** DIRECTION **
Extract every line of the entries below and reproduce each one verbatim, leaving none out.

(Stored items from a collection)
####################

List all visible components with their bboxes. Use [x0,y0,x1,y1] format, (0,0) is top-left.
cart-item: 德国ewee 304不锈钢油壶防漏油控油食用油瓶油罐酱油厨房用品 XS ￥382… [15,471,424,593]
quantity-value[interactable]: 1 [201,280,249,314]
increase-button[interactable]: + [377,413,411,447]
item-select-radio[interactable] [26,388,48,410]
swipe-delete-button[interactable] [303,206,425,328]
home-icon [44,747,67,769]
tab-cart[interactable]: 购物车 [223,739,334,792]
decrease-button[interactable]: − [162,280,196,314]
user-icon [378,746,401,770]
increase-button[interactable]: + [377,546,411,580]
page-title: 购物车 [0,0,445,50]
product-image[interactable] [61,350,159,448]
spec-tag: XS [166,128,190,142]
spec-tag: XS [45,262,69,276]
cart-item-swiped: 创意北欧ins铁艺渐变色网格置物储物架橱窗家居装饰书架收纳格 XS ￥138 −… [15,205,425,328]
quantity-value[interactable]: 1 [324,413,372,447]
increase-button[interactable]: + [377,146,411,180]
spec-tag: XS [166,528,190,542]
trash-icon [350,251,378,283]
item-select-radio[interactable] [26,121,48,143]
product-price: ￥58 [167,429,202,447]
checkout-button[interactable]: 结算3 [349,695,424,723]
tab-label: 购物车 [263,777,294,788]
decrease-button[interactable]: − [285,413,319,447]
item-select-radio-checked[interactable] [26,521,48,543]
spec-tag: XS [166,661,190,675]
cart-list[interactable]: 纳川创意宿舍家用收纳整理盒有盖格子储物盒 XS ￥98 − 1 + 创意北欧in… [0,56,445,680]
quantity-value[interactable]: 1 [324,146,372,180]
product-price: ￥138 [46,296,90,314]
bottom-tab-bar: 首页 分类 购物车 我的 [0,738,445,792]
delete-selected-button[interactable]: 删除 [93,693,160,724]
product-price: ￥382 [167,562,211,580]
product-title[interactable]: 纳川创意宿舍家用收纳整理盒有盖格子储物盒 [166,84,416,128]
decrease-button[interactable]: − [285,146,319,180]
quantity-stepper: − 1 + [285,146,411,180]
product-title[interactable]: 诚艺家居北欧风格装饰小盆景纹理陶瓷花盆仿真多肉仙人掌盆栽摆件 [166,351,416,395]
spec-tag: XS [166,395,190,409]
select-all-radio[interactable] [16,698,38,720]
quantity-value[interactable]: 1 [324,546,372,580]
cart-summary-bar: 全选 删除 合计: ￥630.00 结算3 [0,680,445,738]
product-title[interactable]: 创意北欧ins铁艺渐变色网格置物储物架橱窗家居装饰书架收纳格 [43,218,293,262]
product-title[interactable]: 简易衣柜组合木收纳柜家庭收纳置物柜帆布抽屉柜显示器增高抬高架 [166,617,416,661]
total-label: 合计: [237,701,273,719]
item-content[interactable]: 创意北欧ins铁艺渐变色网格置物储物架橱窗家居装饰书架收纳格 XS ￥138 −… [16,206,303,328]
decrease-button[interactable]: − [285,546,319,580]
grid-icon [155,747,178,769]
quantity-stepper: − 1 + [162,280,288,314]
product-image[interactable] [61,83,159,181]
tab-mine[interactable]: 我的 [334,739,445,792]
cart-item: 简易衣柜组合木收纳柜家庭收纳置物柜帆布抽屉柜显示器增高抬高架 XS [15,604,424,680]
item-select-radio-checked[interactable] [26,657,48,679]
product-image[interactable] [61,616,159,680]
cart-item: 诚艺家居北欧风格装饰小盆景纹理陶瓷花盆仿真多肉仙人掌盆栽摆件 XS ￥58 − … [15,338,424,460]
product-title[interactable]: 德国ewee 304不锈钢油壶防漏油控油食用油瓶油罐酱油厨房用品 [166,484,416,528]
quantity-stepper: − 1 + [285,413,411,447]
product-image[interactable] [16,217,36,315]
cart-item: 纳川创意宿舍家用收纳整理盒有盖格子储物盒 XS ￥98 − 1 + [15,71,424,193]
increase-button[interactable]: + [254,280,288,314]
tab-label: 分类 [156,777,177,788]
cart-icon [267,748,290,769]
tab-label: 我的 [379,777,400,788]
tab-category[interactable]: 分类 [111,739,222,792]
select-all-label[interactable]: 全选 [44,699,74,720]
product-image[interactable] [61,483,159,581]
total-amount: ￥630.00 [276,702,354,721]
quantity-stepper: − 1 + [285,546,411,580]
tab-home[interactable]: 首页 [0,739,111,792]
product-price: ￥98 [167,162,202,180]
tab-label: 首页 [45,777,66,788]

####################

** ANSWER TO THIS PROBLEM **
List all visible components with their bboxes. Use [x0,y0,x1,y1] format, (0,0) is top-left.
cart-item: 德国ewee 304不锈钢油壶防漏油控油食用油瓶油罐酱油厨房用品 XS ￥382… [15,471,424,593]
quantity-value[interactable]: 1 [201,280,249,314]
increase-button[interactable]: + [377,413,411,447]
item-select-radio[interactable] [26,388,48,410]
swipe-delete-button[interactable] [303,206,425,328]
home-icon [44,747,67,769]
tab-cart[interactable]: 购物车 [223,739,334,792]
decrease-button[interactable]: − [162,280,196,314]
user-icon [378,746,401,770]
increase-button[interactable]: + [377,546,411,580]
page-title: 购物车 [0,0,445,50]
product-image[interactable] [61,350,159,448]
spec-tag: XS [166,128,190,142]
spec-tag: XS [45,262,69,276]
cart-item-swiped: 创意北欧ins铁艺渐变色网格置物储物架橱窗家居装饰书架收纳格 XS ￥138 −… [15,205,425,328]
quantity-value[interactable]: 1 [324,413,372,447]
increase-button[interactable]: + [377,146,411,180]
spec-tag: XS [166,528,190,542]
trash-icon [350,251,378,283]
item-select-radio[interactable] [26,121,48,143]
product-price: ￥58 [167,429,202,447]
checkout-button[interactable]: 结算3 [349,695,424,723]
tab-label: 购物车 [263,777,294,788]
decrease-button[interactable]: − [285,413,319,447]
item-select-radio-checked[interactable] [26,521,48,543]
spec-tag: XS [166,661,190,675]
cart-list[interactable]: 纳川创意宿舍家用收纳整理盒有盖格子储物盒 XS ￥98 − 1 + 创意北欧in… [0,56,445,680]
quantity-value[interactable]: 1 [324,146,372,180]
product-price: ￥138 [46,296,90,314]
bottom-tab-bar: 首页 分类 购物车 我的 [0,738,445,792]
delete-selected-button[interactable]: 删除 [93,693,160,724]
product-price: ￥382 [167,562,211,580]
product-title[interactable]: 纳川创意宿舍家用收纳整理盒有盖格子储物盒 [166,84,416,128]
decrease-button[interactable]: − [285,146,319,180]
quantity-stepper: − 1 + [285,146,411,180]
product-title[interactable]: 诚艺家居北欧风格装饰小盆景纹理陶瓷花盆仿真多肉仙人掌盆栽摆件 [166,351,416,395]
spec-tag: XS [166,395,190,409]
select-all-radio[interactable] [16,698,38,720]
quantity-value[interactable]: 1 [324,546,372,580]
cart-summary-bar: 全选 删除 合计: ￥630.00 结算3 [0,680,445,738]
product-title[interactable]: 创意北欧ins铁艺渐变色网格置物储物架橱窗家居装饰书架收纳格 [43,218,293,262]
product-title[interactable]: 简易衣柜组合木收纳柜家庭收纳置物柜帆布抽屉柜显示器增高抬高架 [166,617,416,661]
total-label: 合计: [237,701,273,719]
item-content[interactable]: 创意北欧ins铁艺渐变色网格置物储物架橱窗家居装饰书架收纳格 XS ￥138 −… [16,206,303,328]
decrease-button[interactable]: − [285,546,319,580]
grid-icon [155,747,178,769]
quantity-stepper: − 1 + [162,280,288,314]
product-image[interactable] [61,83,159,181]
tab-mine[interactable]: 我的 [334,739,445,792]
cart-item: 简易衣柜组合木收纳柜家庭收纳置物柜帆布抽屉柜显示器增高抬高架 XS [15,604,424,680]
item-select-radio-checked[interactable] [26,657,48,679]
product-image[interactable] [61,616,159,680]
cart-item: 诚艺家居北欧风格装饰小盆景纹理陶瓷花盆仿真多肉仙人掌盆栽摆件 XS ￥58 − … [15,338,424,460]
product-title[interactable]: 德国ewee 304不锈钢油壶防漏油控油食用油瓶油罐酱油厨房用品 [166,484,416,528]
quantity-stepper: − 1 + [285,413,411,447]
product-image[interactable] [16,217,36,315]
cart-item: 纳川创意宿舍家用收纳整理盒有盖格子储物盒 XS ￥98 − 1 + [15,71,424,193]
increase-button[interactable]: + [254,280,288,314]
tab-label: 分类 [156,777,177,788]
cart-icon [267,748,290,769]
tab-label: 我的 [379,777,400,788]
tab-category[interactable]: 分类 [111,739,222,792]
select-all-label[interactable]: 全选 [44,699,74,720]
product-image[interactable] [61,483,159,581]
total-amount: ￥630.00 [276,702,354,721]
quantity-stepper: − 1 + [285,546,411,580]
tab-home[interactable]: 首页 [0,739,111,792]
product-price: ￥98 [167,162,202,180]
tab-label: 首页 [45,777,66,788]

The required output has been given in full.